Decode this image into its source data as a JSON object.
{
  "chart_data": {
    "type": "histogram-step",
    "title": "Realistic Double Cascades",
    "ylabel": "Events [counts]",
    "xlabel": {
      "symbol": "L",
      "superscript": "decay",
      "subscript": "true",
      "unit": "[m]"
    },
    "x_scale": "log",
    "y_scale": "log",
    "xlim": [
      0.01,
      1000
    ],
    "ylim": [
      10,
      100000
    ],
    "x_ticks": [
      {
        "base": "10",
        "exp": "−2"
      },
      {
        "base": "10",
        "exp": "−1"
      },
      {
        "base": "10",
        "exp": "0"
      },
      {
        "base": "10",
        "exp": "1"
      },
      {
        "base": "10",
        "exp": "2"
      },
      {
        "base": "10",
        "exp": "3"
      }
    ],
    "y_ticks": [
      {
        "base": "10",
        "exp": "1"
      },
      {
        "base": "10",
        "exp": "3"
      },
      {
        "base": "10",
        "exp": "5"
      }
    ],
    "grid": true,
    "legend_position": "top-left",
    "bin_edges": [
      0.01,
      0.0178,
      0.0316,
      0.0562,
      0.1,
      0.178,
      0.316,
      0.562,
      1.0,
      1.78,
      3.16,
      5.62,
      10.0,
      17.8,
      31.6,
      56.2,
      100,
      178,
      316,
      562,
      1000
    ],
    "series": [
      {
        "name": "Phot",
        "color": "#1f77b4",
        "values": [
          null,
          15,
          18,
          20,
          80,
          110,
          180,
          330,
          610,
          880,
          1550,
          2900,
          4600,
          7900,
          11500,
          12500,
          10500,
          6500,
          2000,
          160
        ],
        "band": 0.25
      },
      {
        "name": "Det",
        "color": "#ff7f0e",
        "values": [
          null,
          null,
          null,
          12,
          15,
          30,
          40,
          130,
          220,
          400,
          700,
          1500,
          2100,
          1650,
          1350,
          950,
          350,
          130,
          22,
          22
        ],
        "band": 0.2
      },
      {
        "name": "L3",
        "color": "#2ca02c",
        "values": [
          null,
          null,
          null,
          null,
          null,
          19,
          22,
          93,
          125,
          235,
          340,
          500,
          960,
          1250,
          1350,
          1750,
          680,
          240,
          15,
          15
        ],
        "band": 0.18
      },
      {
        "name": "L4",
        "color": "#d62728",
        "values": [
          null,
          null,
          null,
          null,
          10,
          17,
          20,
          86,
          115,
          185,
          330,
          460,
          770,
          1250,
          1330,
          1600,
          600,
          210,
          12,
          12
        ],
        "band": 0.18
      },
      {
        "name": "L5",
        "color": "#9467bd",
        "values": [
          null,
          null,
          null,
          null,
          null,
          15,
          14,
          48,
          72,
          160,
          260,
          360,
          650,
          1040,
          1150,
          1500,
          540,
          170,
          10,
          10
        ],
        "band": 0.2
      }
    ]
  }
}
________
[Given instruction]: Output the lines above verbatim and in full.

[Answer in full]:
Decode this image into its source data as a JSON object.
{
  "chart_data": {
    "type": "histogram-step",
    "title": "Realistic Double Cascades",
    "ylabel": "Events [counts]",
    "xlabel": {
      "symbol": "L",
      "superscript": "decay",
      "subscript": "true",
      "unit": "[m]"
    },
    "x_scale": "log",
    "y_scale": "log",
    "xlim": [
      0.01,
      1000
    ],
    "ylim": [
      10,
      100000
    ],
    "x_ticks": [
      {
        "base": "10",
        "exp": "−2"
      },
      {
        "base": "10",
        "exp": "−1"
      },
      {
        "base": "10",
        "exp": "0"
      },
      {
        "base": "10",
        "exp": "1"
      },
      {
        "base": "10",
        "exp": "2"
      },
      {
        "base": "10",
        "exp": "3"
      }
    ],
    "y_ticks": [
      {
        "base": "10",
        "exp": "1"
      },
      {
        "base": "10",
        "exp": "3"
      },
      {
        "base": "10",
        "exp": "5"
      }
    ],
    "grid": true,
    "legend_position": "top-left",
    "bin_edges": [
      0.01,
      0.0178,
      0.0316,
      0.0562,
      0.1,
      0.178,
      0.316,
      0.562,
      1.0,
      1.78,
      3.16,
      5.62,
      10.0,
      17.8,
      31.6,
      56.2,
      100,
      178,
      316,
      562,
      1000
    ],
    "series": [
      {
        "name": "Phot",
        "color": "#1f77b4",
        "values": [
          null,
          15,
          18,
          20,
          80,
          110,
          180,
          330,
          610,
          880,
          1550,
          2900,
          4600,
          7900,
          11500,
          12500,
          10500,
          6500,
          2000,
          160
        ],
        "band": 0.25
      },
      {
        "name": "Det",
        "color": "#ff7f0e",
        "values": [
          null,
          null,
          null,
          12,
          15,
          30,
          40,
          130,
          220,
          400,
          700,
          1500,
          2100,
          1650,
          1350,
          950,
          350,
          130,
          22,
          22
        ],
        "band": 0.2
      },
      {
        "name": "L3",
        "color": "#2ca02c",
        "values": [
          null,
          null,
          null,
          null,
          null,
          19,
          22,
          93,
          125,
          235,
          340,
          500,
          960,
          1250,
          1350,
          1750,
          680,
          240,
          15,
          15
        ],
        "band": 0.18
      },
      {
        "name": "L4",
        "color": "#d62728",
        "values": [
          null,
          null,
          null,
          null,
          10,
          17,
          20,
          86,
          115,
          185,
          330,
          460,
          770,
          1250,
          1330,
          1600,
          600,
          210,
          12,
          12
        ],
        "band": 0.18
      },
      {
        "name": "L5",
        "color": "#9467bd",
        "values": [
          null,
          null,
          null,
          null,
          null,
          15,
          14,
          48,
          72,
          160,
          260,
          360,
          650,
          1040,
          1150,
          1500,
          540,
          170,
          10,
          10
        ],
        "band": 0.2
      }
    ]
  }
}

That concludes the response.